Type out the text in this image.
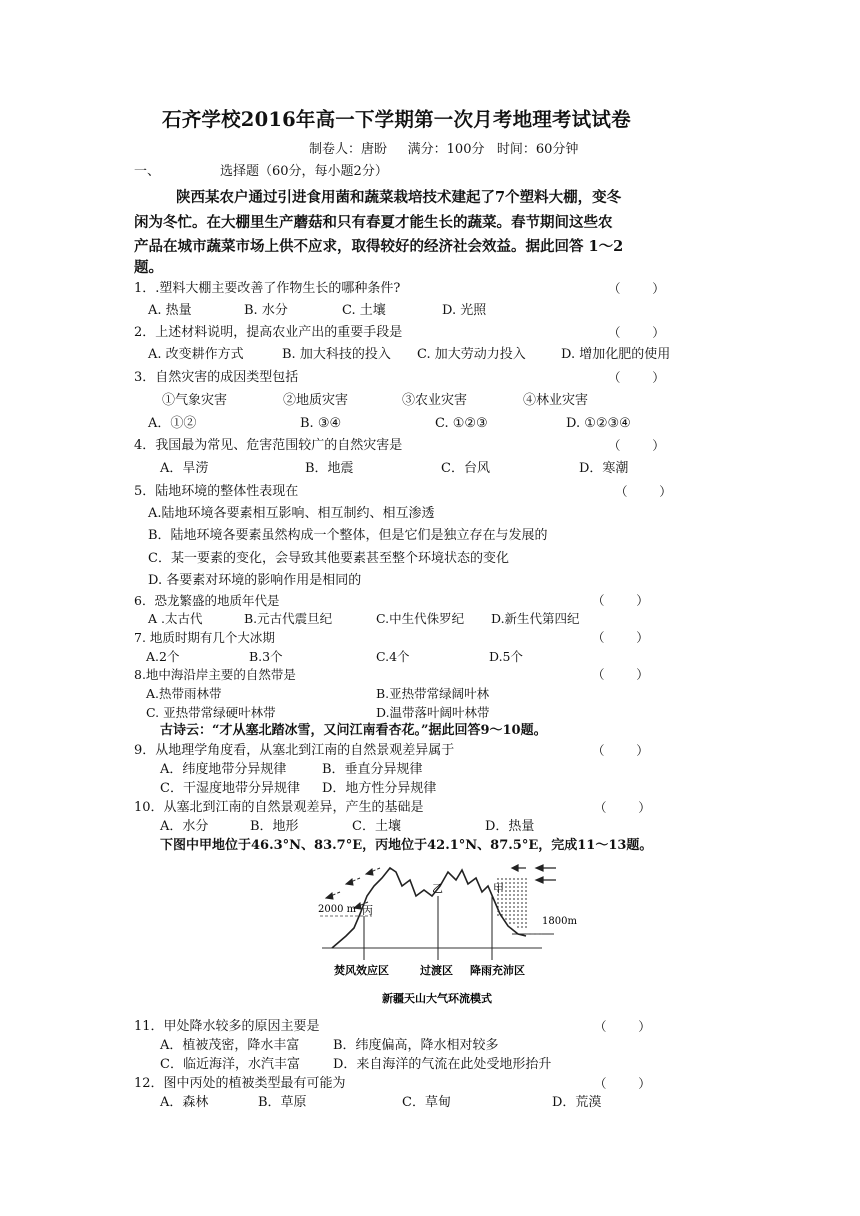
石齐学校2016年高一下学期第一次月考地理考试试卷
制卷人：唐盼     满分：100分   时间：60分钟
一、	选择题（60分，每小题2分）
陕西某农户通过引进食用菌和蔬菜栽培技术建起了7个塑料大棚，变冬
闲为冬忙。在大棚里生产蘑菇和只有春夏才能生长的蔬菜。春节期间这些农
产品在城市蔬菜市场上供不应求，取得较好的经济社会效益。据此回答 1～2
题。
1．.塑料大棚主要改善了作物生长的哪种条件?	（        ）
A. 热量	B. 水分	C. 土壤	D. 光照
2．上述材料说明，提高农业产出的重要手段是	（        ）
A. 改变耕作方式	B. 加大科技的投入 C. 加大劳动力投入	D. 增加化肥的使用
3．自然灾害的成因类型包括	（        ）
①气象灾害	②地质灾害	③农业灾害	④林业灾害
A．①②	B. ③④	C. ①②③	D. ①②③④
4．我国最为常见、危害范围较广的自然灾害是	（        ）
A．旱涝	B．地震	C．台风	D．寒潮
5．陆地环境的整体性表现在	（        ）
A.陆地环境各要素相互影响、相互制约、相互渗透
B．陆地环境各要素虽然构成一个整体，但是它们是独立存在与发展的
C．某一要素的变化，会导致其他要素甚至整个环境状态的变化
D. 各要素对环境的影响作用是相同的
6．恐龙繁盛的地质年代是	（        ）
A .太古代	B.元古代震旦纪	C.中生代侏罗纪 D.新生代第四纪
7. 地质时期有几个大冰期	（        ）
A.2个	B.3个	C.4个	D.5个
8.地中海沿岸主要的自然带是	（        ）
A.热带雨林带	B.亚热带常绿阔叶林
C. 亚热带常绿硬叶林带	D.温带落叶阔叶林带
古诗云：“才从塞北踏冰雪，又问江南看杏花。”据此回答9～10题。
9．从地理学角度看，从塞北到江南的自然景观差异属于	（        ）
A．纬度地带分异规律	B．垂直分异规律
C．干湿度地带分异规律 D．地方性分异规律
10．从塞北到江南的自然景观差异，产生的基础是	（        ）
A．水分	B．地形	C．土壤	D．热量
下图中甲地位于46.3°N、83.7°E，丙地位于42.1°N、87.5°E，完成11～13题。
2000 m
1800m
丙
乙	甲
焚风效应区	过渡区 降雨充沛区
新疆天山大气环流模式
11．甲处降水较多的原因主要是	（        ）
A．植被茂密，降水丰富	B．纬度偏高，降水相对较多
C．临近海洋，水汽丰富	D．来自海洋的气流在此处受地形抬升
12．图中丙处的植被类型最有可能为	（        ）
A．森林	B．草原	C．草甸	D．荒漠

▬▬▬▬▬▬

▶ [REQUIRED TASK] All of the material above is to be copied exactly, except for its images.

▶ [REPLY]
Type out the text in this image.
石齐学校2016年高一下学期第一次月考地理考试试卷
制卷人：唐盼     满分：100分   时间：60分钟
一、	选择题（60分，每小题2分）
陕西某农户通过引进食用菌和蔬菜栽培技术建起了7个塑料大棚，变冬
闲为冬忙。在大棚里生产蘑菇和只有春夏才能生长的蔬菜。春节期间这些农
产品在城市蔬菜市场上供不应求，取得较好的经济社会效益。据此回答 1～2
题。
1．.塑料大棚主要改善了作物生长的哪种条件?	（        ）
A. 热量	B. 水分	C. 土壤	D. 光照
2．上述材料说明，提高农业产出的重要手段是	（        ）
A. 改变耕作方式	B. 加大科技的投入 C. 加大劳动力投入	D. 增加化肥的使用
3．自然灾害的成因类型包括	（        ）
①气象灾害	②地质灾害	③农业灾害	④林业灾害
A．①②	B. ③④	C. ①②③	D. ①②③④
4．我国最为常见、危害范围较广的自然灾害是	（        ）
A．旱涝	B．地震	C．台风	D．寒潮
5．陆地环境的整体性表现在	（        ）
A.陆地环境各要素相互影响、相互制约、相互渗透
B．陆地环境各要素虽然构成一个整体，但是它们是独立存在与发展的
C．某一要素的变化，会导致其他要素甚至整个环境状态的变化
D. 各要素对环境的影响作用是相同的
6．恐龙繁盛的地质年代是	（        ）
A .太古代	B.元古代震旦纪	C.中生代侏罗纪 D.新生代第四纪
7. 地质时期有几个大冰期	（        ）
A.2个	B.3个	C.4个	D.5个
8.地中海沿岸主要的自然带是	（        ）
A.热带雨林带	B.亚热带常绿阔叶林
C. 亚热带常绿硬叶林带	D.温带落叶阔叶林带
古诗云：“才从塞北踏冰雪，又问江南看杏花。”据此回答9～10题。
9．从地理学角度看，从塞北到江南的自然景观差异属于	（        ）
A．纬度地带分异规律	B．垂直分异规律
C．干湿度地带分异规律 D．地方性分异规律
10．从塞北到江南的自然景观差异，产生的基础是	（        ）
A．水分	B．地形	C．土壤	D．热量
下图中甲地位于46.3°N、83.7°E，丙地位于42.1°N、87.5°E，完成11～13题。
2000 m
1800m
丙
乙	甲
焚风效应区	过渡区 降雨充沛区
新疆天山大气环流模式
11．甲处降水较多的原因主要是	（        ）
A．植被茂密，降水丰富	B．纬度偏高，降水相对较多
C．临近海洋，水汽丰富	D．来自海洋的气流在此处受地形抬升
12．图中丙处的植被类型最有可能为	（        ）
A．森林	B．草原	C．草甸	D．荒漠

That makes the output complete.